(Data listing)
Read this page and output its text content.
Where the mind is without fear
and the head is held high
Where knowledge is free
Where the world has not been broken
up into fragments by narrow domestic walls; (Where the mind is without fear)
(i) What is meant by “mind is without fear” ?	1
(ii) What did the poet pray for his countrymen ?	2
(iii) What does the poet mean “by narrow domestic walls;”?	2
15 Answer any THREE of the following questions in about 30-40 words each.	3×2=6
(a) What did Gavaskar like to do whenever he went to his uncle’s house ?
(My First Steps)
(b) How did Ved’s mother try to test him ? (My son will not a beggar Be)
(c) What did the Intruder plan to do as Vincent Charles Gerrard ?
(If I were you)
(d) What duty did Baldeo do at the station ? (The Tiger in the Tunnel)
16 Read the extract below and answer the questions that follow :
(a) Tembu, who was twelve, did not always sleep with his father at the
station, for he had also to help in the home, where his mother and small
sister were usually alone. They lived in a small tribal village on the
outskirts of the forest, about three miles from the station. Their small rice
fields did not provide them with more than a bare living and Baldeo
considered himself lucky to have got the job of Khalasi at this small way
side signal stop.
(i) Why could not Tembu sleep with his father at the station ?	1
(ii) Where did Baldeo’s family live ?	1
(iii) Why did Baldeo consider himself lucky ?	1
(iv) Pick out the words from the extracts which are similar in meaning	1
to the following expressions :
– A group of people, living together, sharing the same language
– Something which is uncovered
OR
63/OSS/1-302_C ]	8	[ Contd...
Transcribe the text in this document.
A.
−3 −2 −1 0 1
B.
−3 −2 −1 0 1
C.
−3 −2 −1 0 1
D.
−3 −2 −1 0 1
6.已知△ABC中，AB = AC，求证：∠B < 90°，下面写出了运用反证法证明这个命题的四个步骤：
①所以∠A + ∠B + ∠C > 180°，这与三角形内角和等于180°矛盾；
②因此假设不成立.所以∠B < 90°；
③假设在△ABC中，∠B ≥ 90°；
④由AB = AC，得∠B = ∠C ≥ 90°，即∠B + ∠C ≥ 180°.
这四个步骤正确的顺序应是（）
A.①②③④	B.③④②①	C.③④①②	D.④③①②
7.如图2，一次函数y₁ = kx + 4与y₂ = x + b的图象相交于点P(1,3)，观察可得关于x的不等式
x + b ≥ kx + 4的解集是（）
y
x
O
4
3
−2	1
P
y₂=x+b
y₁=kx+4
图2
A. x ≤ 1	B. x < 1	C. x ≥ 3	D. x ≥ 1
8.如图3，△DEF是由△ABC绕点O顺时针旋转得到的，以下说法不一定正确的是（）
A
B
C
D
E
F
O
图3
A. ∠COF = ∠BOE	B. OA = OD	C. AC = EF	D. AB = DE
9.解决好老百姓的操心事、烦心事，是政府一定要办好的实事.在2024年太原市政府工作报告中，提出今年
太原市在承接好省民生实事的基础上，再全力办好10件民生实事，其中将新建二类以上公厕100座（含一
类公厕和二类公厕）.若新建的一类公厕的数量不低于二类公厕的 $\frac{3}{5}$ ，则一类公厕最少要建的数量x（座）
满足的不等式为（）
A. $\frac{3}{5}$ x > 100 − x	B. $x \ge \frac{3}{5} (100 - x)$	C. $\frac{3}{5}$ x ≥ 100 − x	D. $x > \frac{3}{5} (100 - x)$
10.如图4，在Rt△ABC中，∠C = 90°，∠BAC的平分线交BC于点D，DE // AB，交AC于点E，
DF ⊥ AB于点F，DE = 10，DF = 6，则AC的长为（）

Task | Copy out every line from the records that has the word "were".

Solution for this problem |
(If I were you)
sister were usually alone. They lived in a small tribal village on the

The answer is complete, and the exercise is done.